A run of records
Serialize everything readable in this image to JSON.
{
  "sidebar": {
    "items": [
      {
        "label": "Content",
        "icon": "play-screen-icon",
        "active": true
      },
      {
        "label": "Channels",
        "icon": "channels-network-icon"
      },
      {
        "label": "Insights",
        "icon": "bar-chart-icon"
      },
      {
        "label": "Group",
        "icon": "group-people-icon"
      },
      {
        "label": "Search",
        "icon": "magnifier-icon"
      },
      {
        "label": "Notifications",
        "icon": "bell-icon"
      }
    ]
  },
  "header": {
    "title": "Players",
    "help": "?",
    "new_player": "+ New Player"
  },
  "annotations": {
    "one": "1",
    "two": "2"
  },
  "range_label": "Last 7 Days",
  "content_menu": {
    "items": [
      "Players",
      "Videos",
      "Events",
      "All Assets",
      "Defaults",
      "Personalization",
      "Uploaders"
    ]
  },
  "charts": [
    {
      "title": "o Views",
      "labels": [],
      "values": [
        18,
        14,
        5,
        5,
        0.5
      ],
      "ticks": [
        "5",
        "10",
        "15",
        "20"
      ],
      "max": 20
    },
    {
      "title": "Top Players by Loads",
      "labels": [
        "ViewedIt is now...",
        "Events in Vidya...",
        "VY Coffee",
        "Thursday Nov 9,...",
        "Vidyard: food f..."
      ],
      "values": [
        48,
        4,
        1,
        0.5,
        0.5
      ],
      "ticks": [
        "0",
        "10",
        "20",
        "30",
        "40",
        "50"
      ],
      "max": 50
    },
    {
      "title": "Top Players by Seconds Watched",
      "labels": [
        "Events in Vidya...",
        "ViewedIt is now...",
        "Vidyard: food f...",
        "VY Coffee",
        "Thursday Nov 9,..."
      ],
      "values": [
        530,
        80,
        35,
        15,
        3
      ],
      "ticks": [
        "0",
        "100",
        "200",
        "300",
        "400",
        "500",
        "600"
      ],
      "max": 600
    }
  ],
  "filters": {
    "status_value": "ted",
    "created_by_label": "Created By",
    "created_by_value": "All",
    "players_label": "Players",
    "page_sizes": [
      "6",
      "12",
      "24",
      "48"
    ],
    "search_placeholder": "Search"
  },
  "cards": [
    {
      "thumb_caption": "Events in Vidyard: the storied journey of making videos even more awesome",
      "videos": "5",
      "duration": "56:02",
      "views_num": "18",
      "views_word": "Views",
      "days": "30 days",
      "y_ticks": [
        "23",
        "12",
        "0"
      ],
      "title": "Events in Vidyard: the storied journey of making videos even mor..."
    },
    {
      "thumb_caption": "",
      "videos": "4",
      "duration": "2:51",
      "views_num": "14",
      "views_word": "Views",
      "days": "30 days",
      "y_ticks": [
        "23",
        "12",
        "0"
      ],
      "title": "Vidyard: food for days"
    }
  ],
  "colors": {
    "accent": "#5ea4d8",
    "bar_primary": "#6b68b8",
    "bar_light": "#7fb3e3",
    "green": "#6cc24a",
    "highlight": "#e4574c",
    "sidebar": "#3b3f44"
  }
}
* * *
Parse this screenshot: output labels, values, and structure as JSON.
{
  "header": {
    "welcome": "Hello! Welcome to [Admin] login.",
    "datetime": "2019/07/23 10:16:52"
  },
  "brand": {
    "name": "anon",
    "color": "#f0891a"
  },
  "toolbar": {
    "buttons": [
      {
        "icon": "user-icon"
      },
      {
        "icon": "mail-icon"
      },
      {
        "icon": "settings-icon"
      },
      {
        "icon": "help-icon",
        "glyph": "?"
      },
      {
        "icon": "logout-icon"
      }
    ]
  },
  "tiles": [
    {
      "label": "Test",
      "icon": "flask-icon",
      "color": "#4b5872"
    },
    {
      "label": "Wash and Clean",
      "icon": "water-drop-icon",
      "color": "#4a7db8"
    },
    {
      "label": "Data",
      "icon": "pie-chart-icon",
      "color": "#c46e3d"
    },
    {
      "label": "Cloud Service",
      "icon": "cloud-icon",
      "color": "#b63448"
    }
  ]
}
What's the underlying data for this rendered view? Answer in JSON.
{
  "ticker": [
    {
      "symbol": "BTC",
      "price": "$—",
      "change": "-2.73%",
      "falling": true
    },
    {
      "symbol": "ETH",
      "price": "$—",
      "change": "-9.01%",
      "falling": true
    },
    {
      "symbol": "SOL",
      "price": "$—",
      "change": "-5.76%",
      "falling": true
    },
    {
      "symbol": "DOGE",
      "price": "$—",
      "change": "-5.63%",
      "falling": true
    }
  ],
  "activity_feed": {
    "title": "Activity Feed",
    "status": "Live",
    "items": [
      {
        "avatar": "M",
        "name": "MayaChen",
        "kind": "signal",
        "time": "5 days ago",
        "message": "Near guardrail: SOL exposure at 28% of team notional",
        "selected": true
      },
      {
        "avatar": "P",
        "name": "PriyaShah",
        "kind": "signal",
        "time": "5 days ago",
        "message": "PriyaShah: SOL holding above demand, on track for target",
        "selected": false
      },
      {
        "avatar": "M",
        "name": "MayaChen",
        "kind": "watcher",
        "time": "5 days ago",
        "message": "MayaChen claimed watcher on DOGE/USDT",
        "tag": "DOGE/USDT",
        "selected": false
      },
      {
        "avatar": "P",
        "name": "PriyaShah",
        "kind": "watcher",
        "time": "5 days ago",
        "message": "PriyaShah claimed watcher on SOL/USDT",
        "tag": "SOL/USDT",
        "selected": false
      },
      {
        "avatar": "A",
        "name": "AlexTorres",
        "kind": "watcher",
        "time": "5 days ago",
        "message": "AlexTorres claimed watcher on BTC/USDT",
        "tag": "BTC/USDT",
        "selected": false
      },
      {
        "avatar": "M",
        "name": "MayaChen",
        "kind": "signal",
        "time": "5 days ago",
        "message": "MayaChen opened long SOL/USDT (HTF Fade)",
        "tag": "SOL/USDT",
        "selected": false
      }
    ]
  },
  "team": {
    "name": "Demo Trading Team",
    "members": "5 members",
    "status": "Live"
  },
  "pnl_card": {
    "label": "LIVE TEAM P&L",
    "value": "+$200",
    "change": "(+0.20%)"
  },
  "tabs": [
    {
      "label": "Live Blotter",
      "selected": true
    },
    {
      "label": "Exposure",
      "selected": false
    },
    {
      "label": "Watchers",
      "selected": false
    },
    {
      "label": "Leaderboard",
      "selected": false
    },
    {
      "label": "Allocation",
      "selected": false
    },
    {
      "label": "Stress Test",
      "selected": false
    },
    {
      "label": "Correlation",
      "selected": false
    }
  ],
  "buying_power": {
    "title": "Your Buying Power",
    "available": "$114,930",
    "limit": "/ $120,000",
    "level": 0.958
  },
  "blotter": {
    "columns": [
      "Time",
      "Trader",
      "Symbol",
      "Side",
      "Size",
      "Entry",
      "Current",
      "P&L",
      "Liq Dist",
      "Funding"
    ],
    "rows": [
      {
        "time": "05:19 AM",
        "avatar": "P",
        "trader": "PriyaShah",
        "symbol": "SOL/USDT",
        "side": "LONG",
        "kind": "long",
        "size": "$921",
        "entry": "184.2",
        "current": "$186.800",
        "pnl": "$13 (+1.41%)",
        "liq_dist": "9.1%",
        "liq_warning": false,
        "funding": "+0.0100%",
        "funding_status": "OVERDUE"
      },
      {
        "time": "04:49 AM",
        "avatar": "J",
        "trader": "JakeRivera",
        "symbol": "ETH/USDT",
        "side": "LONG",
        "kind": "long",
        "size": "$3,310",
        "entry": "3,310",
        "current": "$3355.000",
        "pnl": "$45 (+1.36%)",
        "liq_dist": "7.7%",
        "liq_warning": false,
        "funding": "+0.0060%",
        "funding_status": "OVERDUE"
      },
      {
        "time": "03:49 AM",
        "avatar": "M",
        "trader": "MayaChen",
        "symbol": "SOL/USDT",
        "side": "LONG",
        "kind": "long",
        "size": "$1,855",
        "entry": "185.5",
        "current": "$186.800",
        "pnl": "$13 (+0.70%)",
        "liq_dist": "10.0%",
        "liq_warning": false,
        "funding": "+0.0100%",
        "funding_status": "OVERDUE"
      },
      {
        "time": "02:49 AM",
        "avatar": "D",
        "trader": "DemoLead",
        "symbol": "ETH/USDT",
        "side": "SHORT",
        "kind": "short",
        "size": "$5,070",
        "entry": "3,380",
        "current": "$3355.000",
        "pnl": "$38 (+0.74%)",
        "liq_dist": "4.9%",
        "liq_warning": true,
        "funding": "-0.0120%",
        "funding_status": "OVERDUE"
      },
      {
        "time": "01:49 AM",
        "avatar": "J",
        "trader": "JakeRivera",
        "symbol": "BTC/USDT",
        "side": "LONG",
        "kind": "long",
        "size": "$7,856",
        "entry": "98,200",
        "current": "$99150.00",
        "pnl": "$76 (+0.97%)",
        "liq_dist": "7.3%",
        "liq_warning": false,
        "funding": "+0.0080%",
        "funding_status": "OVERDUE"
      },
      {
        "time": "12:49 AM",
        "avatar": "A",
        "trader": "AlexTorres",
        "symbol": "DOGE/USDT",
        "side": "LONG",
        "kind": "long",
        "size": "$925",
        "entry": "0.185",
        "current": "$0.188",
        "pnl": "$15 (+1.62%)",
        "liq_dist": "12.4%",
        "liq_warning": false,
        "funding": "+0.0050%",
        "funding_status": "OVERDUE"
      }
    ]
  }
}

[WHAT TO PRODUCE]
Look back over the material above and state how many lines hold the word "change". Write the number and nothing else.

[THE RESULT]
5